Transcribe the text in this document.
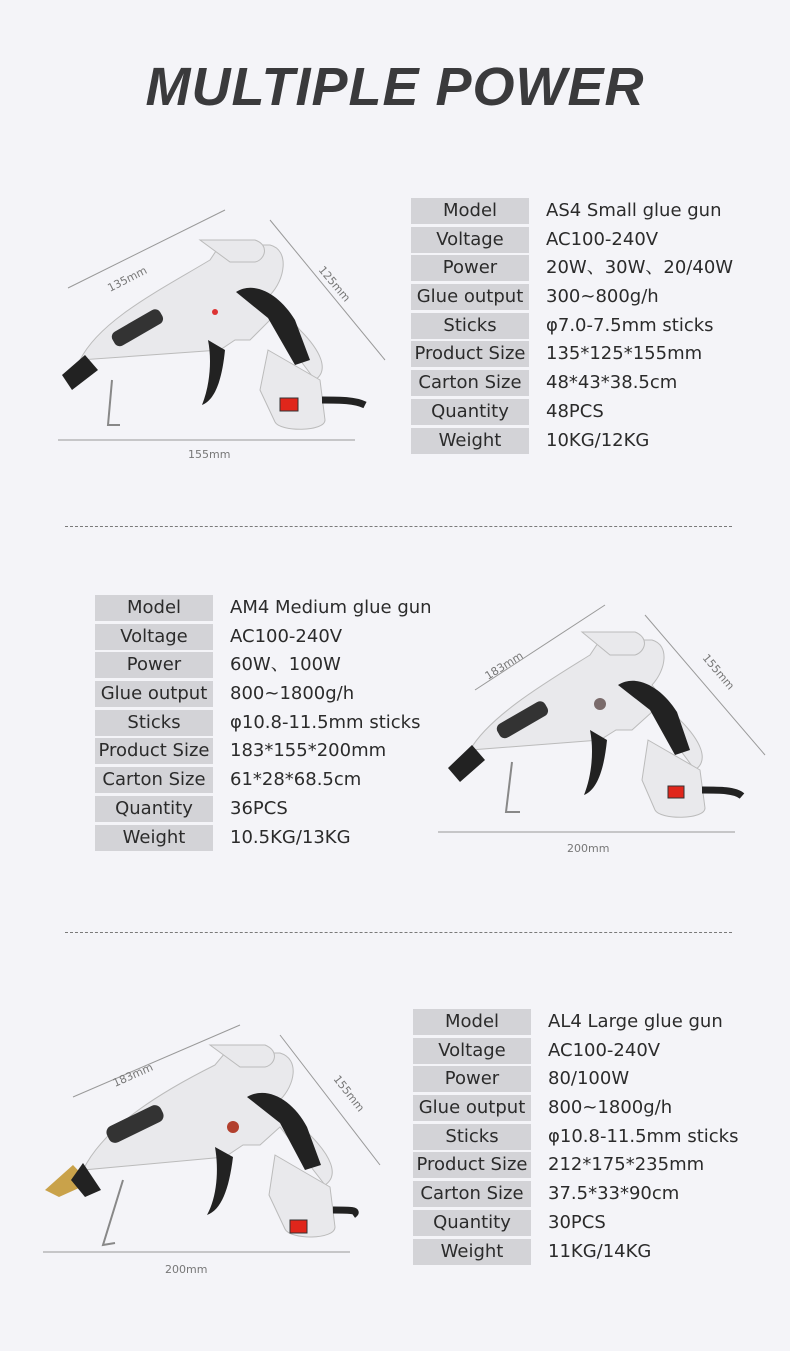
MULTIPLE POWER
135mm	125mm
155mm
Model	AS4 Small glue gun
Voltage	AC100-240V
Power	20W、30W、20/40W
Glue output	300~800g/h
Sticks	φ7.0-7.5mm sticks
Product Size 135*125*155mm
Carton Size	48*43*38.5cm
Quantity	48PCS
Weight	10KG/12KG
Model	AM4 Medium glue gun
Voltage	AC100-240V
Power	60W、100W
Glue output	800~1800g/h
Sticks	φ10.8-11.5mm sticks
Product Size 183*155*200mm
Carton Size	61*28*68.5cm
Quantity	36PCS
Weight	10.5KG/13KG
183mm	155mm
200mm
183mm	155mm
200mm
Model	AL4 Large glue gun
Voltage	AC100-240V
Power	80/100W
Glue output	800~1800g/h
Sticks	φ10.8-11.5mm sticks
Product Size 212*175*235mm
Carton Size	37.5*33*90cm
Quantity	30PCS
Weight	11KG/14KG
···
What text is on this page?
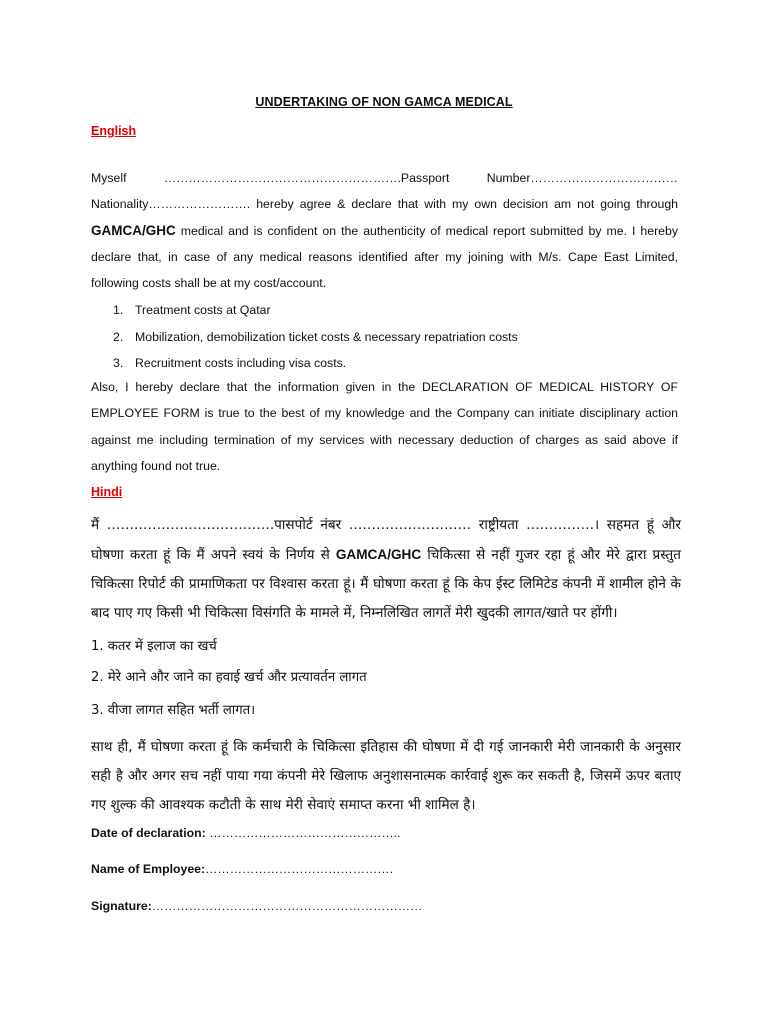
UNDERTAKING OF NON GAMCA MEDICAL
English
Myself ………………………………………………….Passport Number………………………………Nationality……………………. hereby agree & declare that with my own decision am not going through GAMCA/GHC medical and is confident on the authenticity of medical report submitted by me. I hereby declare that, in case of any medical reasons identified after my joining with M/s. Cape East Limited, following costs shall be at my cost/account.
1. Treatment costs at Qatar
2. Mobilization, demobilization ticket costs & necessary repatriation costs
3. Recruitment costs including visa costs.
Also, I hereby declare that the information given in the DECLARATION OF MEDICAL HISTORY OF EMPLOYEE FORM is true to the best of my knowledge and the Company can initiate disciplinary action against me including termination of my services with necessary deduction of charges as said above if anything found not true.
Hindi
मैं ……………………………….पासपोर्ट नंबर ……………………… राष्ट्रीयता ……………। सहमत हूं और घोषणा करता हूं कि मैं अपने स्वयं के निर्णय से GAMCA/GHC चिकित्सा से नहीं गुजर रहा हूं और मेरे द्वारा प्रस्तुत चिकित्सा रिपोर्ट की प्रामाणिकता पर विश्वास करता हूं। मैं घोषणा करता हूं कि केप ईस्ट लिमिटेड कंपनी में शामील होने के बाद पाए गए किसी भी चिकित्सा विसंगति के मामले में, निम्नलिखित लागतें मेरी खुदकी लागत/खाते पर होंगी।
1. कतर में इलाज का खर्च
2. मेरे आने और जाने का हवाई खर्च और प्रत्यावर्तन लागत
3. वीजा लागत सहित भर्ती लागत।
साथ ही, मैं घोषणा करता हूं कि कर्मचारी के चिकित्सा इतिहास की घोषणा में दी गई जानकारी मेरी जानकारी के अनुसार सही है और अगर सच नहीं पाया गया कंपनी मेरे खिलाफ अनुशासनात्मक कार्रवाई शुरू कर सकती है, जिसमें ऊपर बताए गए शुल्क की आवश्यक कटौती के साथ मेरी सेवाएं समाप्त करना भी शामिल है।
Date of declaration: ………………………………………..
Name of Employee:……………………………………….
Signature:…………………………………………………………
···
A line counts if it holds the word "Carton". Work out how many lines in the listing count, and give only that number.

*RESPONSE*:
3